Stated exercise: Exactly retype the lines below from the one containing "Enumerate this screenshot's" through the end of the listing. Leave pictures out.

______________________________

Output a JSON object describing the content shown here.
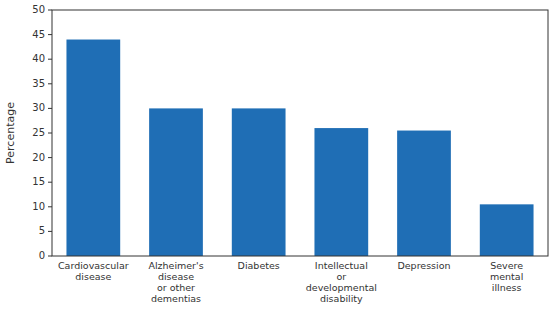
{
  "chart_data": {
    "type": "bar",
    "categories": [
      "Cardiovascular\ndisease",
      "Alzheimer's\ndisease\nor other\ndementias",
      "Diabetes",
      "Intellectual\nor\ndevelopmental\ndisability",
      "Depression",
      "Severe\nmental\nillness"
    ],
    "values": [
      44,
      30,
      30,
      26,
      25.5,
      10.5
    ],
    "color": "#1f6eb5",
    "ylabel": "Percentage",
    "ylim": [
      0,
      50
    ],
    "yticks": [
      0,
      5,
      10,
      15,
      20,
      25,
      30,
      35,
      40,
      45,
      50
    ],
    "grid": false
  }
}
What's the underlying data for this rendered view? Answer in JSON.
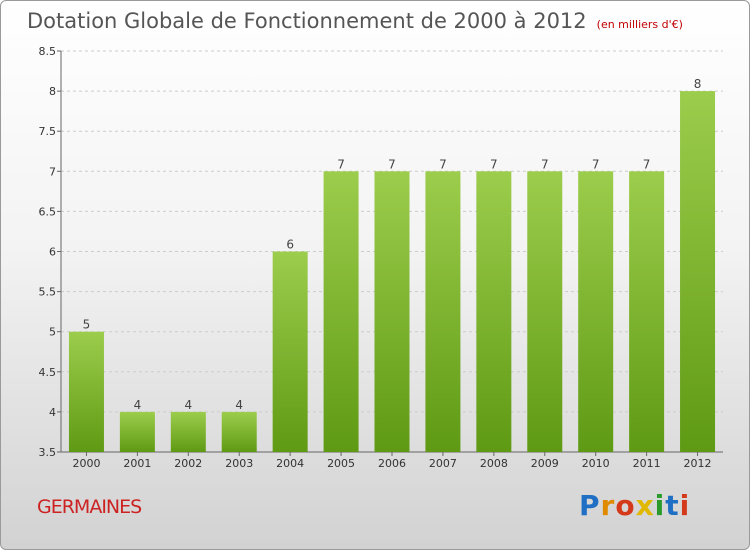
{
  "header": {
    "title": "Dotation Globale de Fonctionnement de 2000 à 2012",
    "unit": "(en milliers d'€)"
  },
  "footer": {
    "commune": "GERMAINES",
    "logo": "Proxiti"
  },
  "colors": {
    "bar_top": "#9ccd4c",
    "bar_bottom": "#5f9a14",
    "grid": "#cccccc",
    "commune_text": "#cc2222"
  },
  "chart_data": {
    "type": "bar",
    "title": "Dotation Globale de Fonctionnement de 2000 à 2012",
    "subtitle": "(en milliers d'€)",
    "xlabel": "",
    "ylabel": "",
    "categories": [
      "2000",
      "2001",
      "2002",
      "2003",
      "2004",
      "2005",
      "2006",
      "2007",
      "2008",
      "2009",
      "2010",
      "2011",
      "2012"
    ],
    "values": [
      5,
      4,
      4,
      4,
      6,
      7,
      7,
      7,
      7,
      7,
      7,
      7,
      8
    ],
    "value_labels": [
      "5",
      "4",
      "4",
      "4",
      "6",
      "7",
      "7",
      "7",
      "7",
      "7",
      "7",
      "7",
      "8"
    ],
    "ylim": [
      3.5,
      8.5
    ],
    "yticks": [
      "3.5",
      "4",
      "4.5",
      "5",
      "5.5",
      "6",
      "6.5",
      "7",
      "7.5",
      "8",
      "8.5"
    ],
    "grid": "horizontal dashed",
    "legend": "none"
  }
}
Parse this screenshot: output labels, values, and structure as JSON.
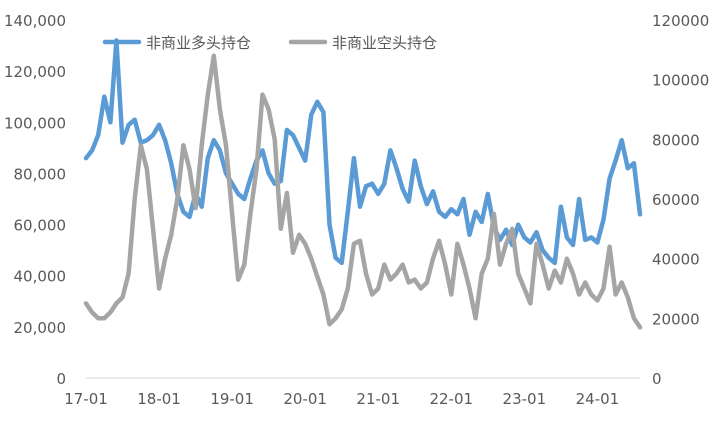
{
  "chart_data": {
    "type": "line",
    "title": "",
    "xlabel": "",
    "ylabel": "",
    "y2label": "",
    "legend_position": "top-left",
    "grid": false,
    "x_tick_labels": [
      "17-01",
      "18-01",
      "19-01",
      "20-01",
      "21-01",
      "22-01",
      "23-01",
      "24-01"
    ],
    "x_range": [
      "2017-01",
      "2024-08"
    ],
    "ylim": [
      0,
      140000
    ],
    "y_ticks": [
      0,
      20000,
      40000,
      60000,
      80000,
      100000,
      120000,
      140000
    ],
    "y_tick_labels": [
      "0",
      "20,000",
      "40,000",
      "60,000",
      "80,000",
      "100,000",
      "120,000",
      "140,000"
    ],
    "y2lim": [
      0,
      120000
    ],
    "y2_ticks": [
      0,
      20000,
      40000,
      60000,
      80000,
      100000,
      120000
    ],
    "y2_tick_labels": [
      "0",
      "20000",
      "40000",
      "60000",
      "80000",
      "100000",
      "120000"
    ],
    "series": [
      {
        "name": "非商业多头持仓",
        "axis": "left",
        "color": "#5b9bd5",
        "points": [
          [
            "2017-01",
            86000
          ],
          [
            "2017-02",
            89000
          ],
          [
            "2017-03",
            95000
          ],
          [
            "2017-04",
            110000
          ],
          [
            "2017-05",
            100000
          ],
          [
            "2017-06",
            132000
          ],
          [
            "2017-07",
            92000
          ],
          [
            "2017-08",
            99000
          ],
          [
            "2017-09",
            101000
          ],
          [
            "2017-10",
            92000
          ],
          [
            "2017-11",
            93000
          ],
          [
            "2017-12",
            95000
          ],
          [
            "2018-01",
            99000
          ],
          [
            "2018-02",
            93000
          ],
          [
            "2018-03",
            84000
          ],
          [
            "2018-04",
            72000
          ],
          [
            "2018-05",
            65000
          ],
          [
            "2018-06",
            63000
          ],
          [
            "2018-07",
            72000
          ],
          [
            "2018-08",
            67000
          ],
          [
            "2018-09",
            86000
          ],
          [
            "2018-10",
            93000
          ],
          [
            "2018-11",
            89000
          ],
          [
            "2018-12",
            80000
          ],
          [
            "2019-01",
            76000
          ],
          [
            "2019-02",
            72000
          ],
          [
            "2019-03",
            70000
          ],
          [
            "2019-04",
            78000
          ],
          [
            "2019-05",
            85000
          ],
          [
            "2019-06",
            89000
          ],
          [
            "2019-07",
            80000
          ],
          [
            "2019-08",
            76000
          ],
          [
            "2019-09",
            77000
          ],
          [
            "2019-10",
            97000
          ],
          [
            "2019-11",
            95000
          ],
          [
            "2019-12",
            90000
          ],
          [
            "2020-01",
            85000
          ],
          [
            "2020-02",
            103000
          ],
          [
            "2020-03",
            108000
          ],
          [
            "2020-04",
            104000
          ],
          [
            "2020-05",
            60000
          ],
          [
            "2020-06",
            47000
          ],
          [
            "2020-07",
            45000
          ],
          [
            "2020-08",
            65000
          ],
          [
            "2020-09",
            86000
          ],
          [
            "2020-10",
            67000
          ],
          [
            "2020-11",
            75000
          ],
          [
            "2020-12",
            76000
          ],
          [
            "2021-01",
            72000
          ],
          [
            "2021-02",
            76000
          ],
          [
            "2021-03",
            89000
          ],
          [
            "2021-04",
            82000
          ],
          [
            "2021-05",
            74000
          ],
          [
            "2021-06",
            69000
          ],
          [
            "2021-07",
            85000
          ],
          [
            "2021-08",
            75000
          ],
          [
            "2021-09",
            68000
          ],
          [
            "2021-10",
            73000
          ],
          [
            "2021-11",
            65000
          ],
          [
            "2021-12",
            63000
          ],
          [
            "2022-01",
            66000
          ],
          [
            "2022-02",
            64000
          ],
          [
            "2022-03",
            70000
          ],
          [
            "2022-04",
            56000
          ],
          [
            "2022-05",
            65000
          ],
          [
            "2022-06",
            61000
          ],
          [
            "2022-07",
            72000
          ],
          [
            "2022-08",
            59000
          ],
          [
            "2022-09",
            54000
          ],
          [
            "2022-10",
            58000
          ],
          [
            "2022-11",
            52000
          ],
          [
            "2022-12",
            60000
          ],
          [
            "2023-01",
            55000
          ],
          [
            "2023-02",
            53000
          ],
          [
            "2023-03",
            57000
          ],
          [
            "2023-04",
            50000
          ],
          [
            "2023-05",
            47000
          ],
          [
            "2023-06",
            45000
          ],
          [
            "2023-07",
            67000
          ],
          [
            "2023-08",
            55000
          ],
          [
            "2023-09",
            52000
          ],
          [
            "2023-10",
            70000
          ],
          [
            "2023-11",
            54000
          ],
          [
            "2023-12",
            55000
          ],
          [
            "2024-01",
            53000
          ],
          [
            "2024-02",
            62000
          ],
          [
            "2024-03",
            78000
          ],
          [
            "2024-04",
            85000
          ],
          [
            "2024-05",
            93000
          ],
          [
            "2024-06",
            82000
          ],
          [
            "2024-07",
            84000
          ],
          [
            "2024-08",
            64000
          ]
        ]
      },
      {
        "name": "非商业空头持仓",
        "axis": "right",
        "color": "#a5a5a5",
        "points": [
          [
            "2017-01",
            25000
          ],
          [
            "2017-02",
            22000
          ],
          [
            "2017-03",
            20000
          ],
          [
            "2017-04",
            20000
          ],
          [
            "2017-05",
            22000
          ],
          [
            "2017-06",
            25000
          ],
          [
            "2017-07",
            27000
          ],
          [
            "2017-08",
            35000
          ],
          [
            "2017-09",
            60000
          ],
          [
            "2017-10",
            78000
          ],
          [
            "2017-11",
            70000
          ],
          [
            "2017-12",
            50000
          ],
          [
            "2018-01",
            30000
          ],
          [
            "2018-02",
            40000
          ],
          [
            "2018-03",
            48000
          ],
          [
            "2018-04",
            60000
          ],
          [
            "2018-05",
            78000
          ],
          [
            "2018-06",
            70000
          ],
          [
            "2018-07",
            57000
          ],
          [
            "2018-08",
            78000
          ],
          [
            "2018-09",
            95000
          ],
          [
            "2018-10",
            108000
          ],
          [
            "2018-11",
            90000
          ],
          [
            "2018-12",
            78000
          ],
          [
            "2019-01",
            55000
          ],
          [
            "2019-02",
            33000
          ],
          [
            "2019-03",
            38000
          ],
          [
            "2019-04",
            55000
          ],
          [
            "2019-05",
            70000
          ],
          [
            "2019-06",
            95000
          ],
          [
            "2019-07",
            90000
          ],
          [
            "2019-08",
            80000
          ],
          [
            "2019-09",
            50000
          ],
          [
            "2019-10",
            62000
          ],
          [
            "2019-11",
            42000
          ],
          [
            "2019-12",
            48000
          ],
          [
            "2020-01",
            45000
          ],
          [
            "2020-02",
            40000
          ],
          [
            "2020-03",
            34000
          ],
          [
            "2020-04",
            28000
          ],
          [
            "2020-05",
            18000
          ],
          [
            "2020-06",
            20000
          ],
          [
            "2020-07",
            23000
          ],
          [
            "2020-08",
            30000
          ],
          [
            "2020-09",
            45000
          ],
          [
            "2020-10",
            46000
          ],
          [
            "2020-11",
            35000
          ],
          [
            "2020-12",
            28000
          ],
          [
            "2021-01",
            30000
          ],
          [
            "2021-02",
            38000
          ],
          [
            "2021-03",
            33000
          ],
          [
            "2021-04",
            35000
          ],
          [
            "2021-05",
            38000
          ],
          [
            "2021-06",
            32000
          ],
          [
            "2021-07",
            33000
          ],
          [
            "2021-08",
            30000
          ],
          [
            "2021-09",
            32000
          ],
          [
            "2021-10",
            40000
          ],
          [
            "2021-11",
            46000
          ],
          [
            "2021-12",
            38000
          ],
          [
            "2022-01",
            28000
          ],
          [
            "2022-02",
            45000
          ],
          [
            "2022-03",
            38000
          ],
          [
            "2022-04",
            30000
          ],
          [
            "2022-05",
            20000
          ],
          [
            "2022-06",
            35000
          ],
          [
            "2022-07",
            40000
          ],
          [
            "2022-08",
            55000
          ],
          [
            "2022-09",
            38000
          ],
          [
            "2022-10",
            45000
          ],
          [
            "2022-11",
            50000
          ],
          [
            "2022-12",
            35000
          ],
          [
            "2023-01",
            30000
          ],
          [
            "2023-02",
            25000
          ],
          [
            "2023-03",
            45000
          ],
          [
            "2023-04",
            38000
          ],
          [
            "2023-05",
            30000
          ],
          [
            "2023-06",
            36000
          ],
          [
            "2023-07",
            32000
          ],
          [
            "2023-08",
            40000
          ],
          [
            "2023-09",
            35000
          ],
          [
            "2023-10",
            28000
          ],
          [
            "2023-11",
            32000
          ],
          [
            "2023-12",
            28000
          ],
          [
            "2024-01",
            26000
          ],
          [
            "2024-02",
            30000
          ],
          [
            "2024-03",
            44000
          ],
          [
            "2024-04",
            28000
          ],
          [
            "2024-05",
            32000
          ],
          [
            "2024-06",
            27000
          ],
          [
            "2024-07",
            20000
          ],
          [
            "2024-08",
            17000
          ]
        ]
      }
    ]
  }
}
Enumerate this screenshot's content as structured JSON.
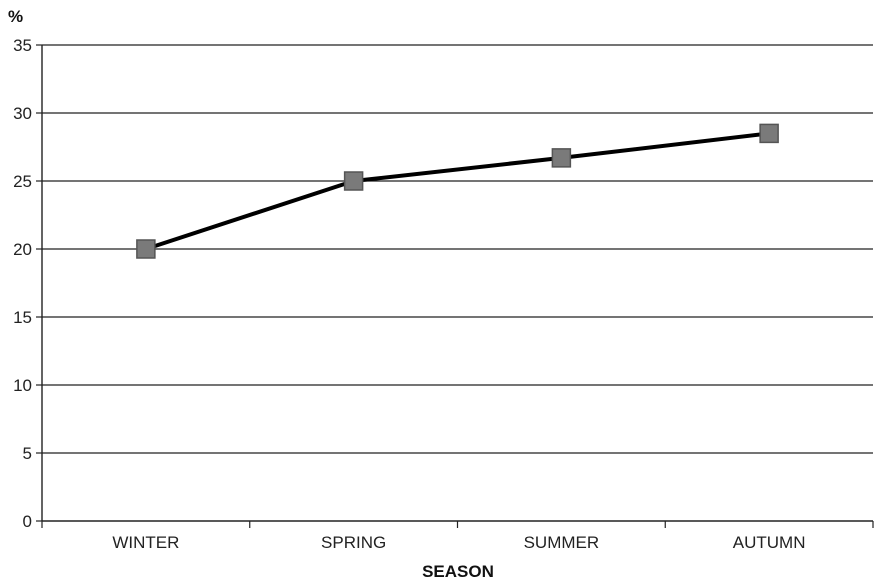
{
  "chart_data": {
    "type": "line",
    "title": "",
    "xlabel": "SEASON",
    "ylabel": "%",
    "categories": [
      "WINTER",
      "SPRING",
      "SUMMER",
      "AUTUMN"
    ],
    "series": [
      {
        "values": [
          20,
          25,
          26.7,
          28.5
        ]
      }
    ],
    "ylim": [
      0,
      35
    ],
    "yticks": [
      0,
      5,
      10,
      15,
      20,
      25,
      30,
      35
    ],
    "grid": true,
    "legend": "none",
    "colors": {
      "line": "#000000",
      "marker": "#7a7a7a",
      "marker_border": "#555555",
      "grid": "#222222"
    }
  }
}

______________________________

Output of the exercise:
Enumerate this screenshot's content as structured JSON.
{
  "chart_data": {
    "type": "line",
    "title": "",
    "xlabel": "SEASON",
    "ylabel": "%",
    "categories": [
      "WINTER",
      "SPRING",
      "SUMMER",
      "AUTUMN"
    ],
    "series": [
      {
        "values": [
          20,
          25,
          26.7,
          28.5
        ]
      }
    ],
    "ylim": [
      0,
      35
    ],
    "yticks": [
      0,
      5,
      10,
      15,
      20,
      25,
      30,
      35
    ],
    "grid": true,
    "legend": "none",
    "colors": {
      "line": "#000000",
      "marker": "#7a7a7a",
      "marker_border": "#555555",
      "grid": "#222222"
    }
  }
}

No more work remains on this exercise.